------ Vorgegebener Text
Wrack-Entdecker Robert D. Ballard entsetzt

Von Wolfgang Schäffer
London (WB). Robert D. Ballard ist entsetzt. »Aus der Titanic hat man eine Jahrmarkts-Attraktion gemacht.« Das Wrack des am 15. April 1912 gesunkenen Luxusliners, das er als Grabmal ansehe, sei zu einem Ausflugsziel verkommen.

Vor 19 Jahren hatte Ballard, Direktor des Instituts für Archäologische Meereskunde an der Universität von Rhode Island, 550 Kilometer vor Neufundland den einstmals »schwimmenden Palast« in einer Tiefe von 3800 Metern auf dem Meeresboden entdeckt. 1985 war er als Mitglied eines französisch-amerikanischen Forschungsteams zur Entdeckungsreise aufgebrochen, jetzt kehrte er zurück, um sich, wie er in der Dezember-Ausgabe von »Nationale Geographic«, schildert, selber ein Bild vom Zustand der »Titanic« zu machen. Gemeinsam mit Kapitän Craig McLean, dem Leiter der Meeresforschungsabteilung der Nationalen Meeres- und Klimabehörde der USA (NOAA), hatte Ballard die Expedition organisiert. Schließlich ist es auch die NOAA, die seit Jahren an einem Entwurf für ein internationales Abkommen zum Schutz der »Titanic« arbeitet.
------------
▸ **Aufgaben**:
a. Beantworte diese Fragen zum Artikel über das Titanic-Wrack:
(i) An welchem Datum sank die Titanic?
(ii) In welcher Tiefe entdeckte Ballard das Wrack?
(iii) Woran arbeitet die NOAA seit Jahren?
b. Gib den Abschnitt aus dem Artikel über das Titanic-Wrack unverändert aus, und zwar zwischen „Wrack-Entdecker Robert D.“ und „einem Ausflugsziel verkommen.“, beide eingeschlossen.
c. Stimmen diese Aussagen mit dem Artikel über das Titanic-Wrack überein? Antworte jeweils mit Ja oder Nein und zitiere die entscheidenden Worte wörtlich.
(i) Ballard brach 1985 als Mitglied eines britischen Forschungsteams auf.
(ii) Ballard entdeckte das Wrack 550 Kilometer vor Neufundland.
(iii) Ballard organisierte die Expedition zusammen mit Kapitän Craig McLean.
------ Bereitgestellte Daten
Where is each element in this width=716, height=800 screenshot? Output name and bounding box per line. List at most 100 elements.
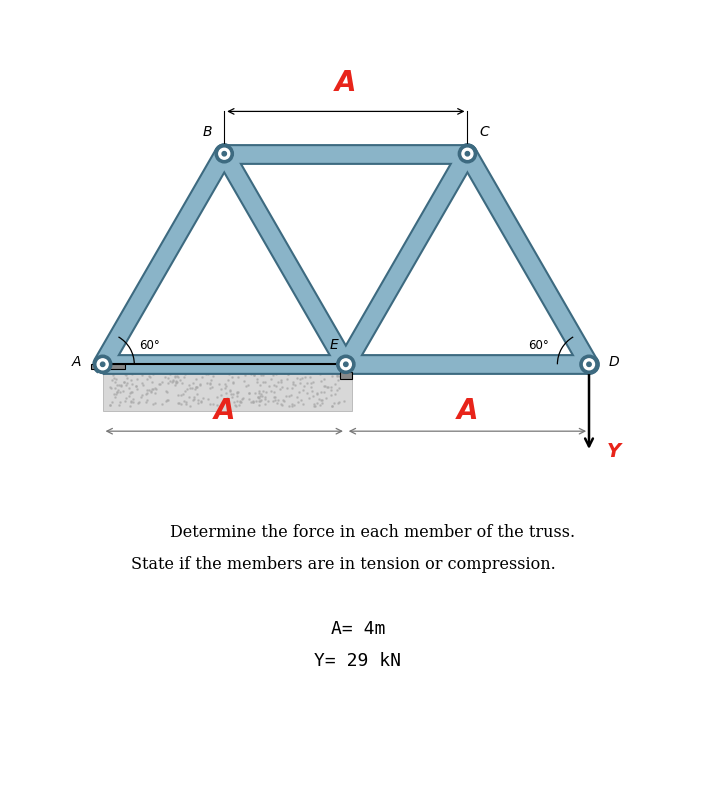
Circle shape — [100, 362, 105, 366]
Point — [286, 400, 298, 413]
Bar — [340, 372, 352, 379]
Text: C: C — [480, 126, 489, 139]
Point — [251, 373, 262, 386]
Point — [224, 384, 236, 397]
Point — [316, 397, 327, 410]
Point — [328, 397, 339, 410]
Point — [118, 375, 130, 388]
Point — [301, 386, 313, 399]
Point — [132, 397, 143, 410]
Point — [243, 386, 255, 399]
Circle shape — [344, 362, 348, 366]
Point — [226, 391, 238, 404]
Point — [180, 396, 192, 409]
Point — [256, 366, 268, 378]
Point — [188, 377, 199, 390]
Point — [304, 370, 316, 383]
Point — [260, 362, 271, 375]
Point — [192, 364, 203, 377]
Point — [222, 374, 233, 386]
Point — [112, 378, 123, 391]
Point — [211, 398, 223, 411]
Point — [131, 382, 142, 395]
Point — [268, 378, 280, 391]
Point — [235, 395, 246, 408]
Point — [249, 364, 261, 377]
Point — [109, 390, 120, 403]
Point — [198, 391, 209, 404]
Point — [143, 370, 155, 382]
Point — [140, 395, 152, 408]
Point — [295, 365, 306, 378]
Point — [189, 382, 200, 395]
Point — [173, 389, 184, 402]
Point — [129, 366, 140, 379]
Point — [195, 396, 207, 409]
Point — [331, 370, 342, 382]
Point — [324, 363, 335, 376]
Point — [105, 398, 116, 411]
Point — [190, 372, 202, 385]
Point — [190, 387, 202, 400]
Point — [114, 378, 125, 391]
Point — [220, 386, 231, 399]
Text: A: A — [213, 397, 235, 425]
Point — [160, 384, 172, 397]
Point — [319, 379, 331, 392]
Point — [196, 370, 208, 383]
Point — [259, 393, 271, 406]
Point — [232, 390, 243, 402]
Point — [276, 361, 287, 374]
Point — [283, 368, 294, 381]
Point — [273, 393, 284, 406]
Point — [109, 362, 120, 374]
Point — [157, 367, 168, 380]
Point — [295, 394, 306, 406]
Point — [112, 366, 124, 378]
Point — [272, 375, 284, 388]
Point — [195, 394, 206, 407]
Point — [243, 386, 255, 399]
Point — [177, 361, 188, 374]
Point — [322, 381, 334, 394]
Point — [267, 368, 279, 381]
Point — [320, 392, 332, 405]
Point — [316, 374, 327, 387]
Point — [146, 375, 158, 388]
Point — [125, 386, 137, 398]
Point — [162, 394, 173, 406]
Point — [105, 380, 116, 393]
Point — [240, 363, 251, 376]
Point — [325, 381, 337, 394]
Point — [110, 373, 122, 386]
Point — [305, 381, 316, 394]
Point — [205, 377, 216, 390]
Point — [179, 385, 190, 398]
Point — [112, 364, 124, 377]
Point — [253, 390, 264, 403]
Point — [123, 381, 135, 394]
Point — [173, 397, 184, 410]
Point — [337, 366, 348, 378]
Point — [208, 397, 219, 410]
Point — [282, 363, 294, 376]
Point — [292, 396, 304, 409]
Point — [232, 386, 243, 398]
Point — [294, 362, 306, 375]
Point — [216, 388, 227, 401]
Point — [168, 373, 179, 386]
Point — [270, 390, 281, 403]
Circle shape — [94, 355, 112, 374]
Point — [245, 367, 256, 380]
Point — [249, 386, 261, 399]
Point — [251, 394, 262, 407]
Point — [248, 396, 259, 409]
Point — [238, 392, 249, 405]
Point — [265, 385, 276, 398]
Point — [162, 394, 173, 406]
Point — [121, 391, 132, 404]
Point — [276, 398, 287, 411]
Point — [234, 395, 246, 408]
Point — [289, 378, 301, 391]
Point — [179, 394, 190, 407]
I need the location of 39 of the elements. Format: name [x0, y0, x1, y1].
------------
------ Bereitgestellte Daten
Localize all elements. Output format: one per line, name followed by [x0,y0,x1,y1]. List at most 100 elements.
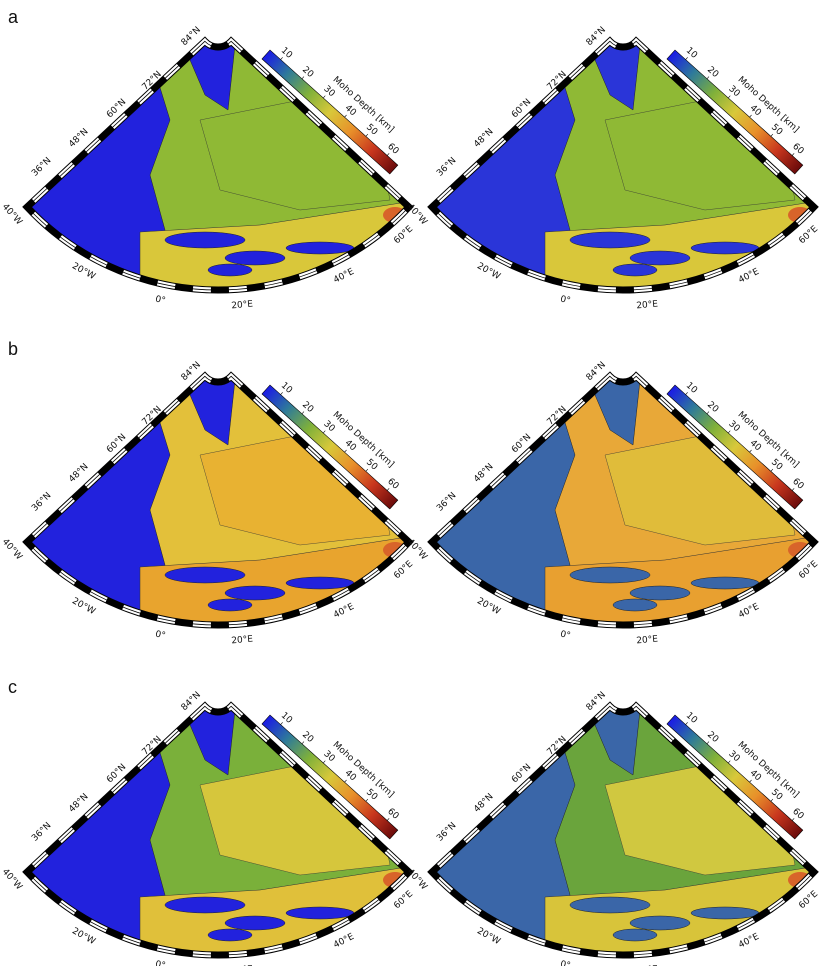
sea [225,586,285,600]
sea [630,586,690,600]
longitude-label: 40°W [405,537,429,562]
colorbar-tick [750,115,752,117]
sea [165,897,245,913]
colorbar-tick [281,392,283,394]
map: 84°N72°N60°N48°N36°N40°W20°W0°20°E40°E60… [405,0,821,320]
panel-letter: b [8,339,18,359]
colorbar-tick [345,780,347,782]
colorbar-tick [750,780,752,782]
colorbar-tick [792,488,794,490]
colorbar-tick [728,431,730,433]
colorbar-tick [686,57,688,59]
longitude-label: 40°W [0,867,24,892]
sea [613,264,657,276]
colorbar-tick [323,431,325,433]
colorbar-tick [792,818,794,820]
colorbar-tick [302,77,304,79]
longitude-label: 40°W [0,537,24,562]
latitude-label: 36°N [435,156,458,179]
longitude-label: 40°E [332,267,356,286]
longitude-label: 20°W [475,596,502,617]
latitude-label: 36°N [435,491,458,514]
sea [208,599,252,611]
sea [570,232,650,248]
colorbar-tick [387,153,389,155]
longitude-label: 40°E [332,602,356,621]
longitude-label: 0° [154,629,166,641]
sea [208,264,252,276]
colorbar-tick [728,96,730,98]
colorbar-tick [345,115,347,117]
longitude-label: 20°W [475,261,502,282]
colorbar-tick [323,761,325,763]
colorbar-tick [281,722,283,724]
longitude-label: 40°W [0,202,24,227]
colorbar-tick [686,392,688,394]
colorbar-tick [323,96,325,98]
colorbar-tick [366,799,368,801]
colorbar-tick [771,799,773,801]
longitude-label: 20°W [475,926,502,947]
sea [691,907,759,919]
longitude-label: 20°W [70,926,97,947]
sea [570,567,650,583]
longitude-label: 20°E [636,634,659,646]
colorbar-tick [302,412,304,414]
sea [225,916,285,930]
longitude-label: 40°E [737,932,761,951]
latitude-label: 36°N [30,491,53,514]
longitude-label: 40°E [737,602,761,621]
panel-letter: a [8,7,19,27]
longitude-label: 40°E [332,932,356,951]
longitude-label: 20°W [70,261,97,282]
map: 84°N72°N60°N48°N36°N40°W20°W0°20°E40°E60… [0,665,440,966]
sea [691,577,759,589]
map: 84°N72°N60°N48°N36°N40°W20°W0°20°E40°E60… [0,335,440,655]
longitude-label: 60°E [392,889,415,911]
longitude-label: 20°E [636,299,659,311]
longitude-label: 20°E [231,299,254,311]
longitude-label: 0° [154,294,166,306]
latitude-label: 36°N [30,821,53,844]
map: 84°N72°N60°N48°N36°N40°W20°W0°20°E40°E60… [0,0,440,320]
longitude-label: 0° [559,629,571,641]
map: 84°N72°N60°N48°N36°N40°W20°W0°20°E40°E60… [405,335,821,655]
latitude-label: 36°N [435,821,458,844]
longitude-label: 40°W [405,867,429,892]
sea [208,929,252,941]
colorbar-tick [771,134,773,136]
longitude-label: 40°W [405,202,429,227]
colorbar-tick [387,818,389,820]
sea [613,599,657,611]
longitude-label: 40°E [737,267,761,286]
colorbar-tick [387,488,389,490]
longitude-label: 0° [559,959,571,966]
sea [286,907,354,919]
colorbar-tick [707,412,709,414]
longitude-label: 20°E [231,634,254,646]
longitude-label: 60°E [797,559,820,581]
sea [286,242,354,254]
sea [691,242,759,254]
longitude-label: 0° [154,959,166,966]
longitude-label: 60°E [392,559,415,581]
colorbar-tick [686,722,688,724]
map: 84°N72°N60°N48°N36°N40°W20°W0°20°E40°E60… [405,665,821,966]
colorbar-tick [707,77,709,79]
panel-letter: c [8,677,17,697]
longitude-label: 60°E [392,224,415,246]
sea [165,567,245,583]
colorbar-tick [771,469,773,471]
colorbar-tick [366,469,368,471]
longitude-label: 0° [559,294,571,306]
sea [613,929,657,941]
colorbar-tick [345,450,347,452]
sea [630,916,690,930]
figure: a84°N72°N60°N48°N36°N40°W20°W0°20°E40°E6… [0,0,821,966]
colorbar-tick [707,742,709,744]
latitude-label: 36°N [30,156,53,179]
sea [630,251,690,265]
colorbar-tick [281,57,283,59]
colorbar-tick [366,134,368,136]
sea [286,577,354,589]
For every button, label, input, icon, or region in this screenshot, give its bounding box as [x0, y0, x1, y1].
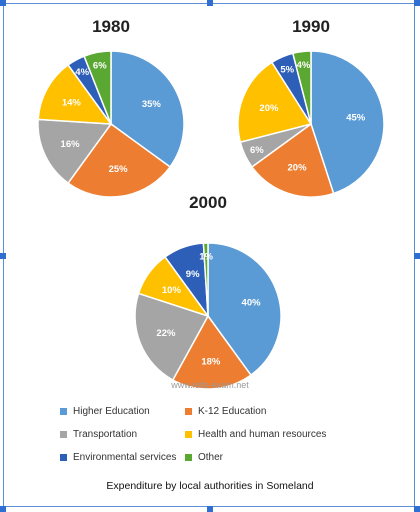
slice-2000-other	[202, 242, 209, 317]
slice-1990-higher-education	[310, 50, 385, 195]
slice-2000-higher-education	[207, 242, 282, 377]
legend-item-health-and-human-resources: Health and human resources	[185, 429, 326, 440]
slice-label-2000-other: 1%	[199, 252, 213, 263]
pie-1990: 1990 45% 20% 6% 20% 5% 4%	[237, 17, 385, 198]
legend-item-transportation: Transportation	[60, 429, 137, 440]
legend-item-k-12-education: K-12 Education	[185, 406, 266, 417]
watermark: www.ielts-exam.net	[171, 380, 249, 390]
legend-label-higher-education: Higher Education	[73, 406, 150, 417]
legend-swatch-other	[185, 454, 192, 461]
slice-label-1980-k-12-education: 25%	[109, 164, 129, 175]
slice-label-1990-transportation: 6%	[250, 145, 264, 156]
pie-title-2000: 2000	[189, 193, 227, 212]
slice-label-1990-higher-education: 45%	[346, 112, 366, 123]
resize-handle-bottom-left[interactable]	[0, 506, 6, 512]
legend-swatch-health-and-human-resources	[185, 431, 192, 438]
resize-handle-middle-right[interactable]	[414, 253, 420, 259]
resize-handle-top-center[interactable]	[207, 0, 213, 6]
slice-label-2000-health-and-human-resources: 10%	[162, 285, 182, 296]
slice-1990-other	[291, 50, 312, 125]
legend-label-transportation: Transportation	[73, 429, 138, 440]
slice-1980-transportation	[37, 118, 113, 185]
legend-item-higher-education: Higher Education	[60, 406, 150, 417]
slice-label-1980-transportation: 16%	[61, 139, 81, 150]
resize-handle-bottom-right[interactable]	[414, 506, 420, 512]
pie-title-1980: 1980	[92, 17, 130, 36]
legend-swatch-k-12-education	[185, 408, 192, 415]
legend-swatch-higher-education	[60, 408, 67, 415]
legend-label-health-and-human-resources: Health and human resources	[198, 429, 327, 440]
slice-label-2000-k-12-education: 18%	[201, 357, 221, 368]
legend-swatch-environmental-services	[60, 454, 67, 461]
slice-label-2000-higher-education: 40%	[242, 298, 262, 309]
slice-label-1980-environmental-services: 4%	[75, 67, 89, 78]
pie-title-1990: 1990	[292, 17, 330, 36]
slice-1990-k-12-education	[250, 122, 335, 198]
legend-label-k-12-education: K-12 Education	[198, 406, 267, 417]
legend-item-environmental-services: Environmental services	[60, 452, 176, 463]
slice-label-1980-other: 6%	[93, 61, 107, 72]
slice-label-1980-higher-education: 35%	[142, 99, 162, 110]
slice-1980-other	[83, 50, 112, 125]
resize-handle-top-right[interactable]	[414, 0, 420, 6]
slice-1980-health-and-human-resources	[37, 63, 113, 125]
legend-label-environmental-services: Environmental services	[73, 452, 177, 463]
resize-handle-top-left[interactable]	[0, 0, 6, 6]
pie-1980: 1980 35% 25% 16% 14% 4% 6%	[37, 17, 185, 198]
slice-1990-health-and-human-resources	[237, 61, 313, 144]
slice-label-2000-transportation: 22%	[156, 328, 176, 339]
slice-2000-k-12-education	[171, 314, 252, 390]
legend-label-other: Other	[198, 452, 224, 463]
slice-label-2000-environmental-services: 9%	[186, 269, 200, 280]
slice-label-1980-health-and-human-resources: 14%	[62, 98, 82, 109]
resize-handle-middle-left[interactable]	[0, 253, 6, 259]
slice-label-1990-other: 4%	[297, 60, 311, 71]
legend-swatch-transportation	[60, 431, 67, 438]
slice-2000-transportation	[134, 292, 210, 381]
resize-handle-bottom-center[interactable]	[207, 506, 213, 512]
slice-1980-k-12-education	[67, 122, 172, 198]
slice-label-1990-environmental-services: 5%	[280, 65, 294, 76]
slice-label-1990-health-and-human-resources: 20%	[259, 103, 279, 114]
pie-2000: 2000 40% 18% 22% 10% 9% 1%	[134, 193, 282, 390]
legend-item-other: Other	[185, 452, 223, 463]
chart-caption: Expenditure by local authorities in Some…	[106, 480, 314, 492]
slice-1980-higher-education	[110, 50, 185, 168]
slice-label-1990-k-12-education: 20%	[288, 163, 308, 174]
------------
▸ **Lösungen unten**:
a.
(i) Am 15. April 1912.
(ii) In einer Tiefe von 3800 Metern.
(iii) An einem Entwurf für ein internationales Abkommen zum Schutz der Titanic.

b.
Wrack-Entdecker Robert D. Ballard entsetzt

Von Wolfgang Schäffer
London (WB). Robert D. Ballard ist entsetzt. »Aus der Titanic hat man eine Jahrmarkts-Attraktion gemacht.« Das Wrack des am 15. April 1912 gesunkenen Luxusliners, das er als Grabmal ansehe, sei zu einem Ausflugsziel verkommen.

c.
(i) Nein – „1985 war er als Mitglied eines französisch-amerikanischen Forschungsteams zur Entdeckungsreise aufgebrochen“
(ii) Ja – „550 Kilometer vor Neufundland“
(iii) Ja – „Gemeinsam mit Kapitän Craig McLean, dem Leiter der Meeresforschungsabteilung der Nationalen Meeres- und Klimabehörde der USA (NOAA), hatte Ballard die Expedition organisiert.“